»»
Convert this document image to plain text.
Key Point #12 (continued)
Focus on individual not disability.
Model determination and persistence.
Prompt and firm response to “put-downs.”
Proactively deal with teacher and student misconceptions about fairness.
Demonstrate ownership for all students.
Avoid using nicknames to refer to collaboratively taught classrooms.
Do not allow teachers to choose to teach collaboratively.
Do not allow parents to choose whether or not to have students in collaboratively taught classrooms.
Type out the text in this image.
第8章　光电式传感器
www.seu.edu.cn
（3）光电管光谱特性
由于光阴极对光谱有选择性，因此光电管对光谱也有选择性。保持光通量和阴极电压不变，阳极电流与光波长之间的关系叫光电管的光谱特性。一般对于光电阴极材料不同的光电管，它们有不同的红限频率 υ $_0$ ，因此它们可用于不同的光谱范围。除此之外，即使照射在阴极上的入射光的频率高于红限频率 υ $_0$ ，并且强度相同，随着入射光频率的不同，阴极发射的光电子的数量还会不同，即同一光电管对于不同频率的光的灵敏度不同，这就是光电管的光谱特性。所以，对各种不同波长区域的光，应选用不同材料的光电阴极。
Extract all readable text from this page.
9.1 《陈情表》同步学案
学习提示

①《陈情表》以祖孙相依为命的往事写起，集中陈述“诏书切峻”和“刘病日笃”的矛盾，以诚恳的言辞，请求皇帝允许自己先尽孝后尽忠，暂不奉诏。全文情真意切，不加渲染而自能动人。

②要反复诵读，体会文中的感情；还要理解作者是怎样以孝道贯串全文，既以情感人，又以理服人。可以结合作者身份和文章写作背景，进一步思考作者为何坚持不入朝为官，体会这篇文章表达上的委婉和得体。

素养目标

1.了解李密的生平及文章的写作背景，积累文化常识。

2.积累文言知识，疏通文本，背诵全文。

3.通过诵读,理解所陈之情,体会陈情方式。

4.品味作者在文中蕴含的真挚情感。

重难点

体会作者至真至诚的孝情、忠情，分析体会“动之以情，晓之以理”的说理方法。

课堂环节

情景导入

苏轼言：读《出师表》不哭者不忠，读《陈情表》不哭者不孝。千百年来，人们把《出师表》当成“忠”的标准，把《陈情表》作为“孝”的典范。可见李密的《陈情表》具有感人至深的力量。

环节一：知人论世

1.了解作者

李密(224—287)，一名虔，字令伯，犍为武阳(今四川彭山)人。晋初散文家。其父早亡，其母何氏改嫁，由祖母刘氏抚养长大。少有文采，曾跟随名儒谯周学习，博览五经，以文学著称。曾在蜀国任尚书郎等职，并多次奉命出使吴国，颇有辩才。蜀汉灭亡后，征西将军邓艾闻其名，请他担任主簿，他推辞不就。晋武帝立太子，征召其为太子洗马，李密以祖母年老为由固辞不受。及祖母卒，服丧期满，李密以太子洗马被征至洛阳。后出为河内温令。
««
Written exercise
Extract exactly the lines between the line containing "Extract all readable text from this page." and the end of the data, including both.

Exercise solution
Extract all readable text from this page.
9.1 《陈情表》同步学案
学习提示

①《陈情表》以祖孙相依为命的往事写起，集中陈述“诏书切峻”和“刘病日笃”的矛盾，以诚恳的言辞，请求皇帝允许自己先尽孝后尽忠，暂不奉诏。全文情真意切，不加渲染而自能动人。

②要反复诵读，体会文中的感情；还要理解作者是怎样以孝道贯串全文，既以情感人，又以理服人。可以结合作者身份和文章写作背景，进一步思考作者为何坚持不入朝为官，体会这篇文章表达上的委婉和得体。

素养目标

1.了解李密的生平及文章的写作背景，积累文化常识。

2.积累文言知识，疏通文本，背诵全文。

3.通过诵读,理解所陈之情,体会陈情方式。

4.品味作者在文中蕴含的真挚情感。

重难点

体会作者至真至诚的孝情、忠情，分析体会“动之以情，晓之以理”的说理方法。

课堂环节

情景导入

苏轼言：读《出师表》不哭者不忠，读《陈情表》不哭者不孝。千百年来，人们把《出师表》当成“忠”的标准，把《陈情表》作为“孝”的典范。可见李密的《陈情表》具有感人至深的力量。

环节一：知人论世

1.了解作者

李密(224—287)，一名虔，字令伯，犍为武阳(今四川彭山)人。晋初散文家。其父早亡，其母何氏改嫁，由祖母刘氏抚养长大。少有文采，曾跟随名儒谯周学习，博览五经，以文学著称。曾在蜀国任尚书郎等职，并多次奉命出使吴国，颇有辩才。蜀汉灭亡后，征西将军邓艾闻其名，请他担任主簿，他推辞不就。晋武帝立太子，征召其为太子洗马，李密以祖母年老为由固辞不受。及祖母卒，服丧期满，李密以太子洗马被征至洛阳。后出为河内温令。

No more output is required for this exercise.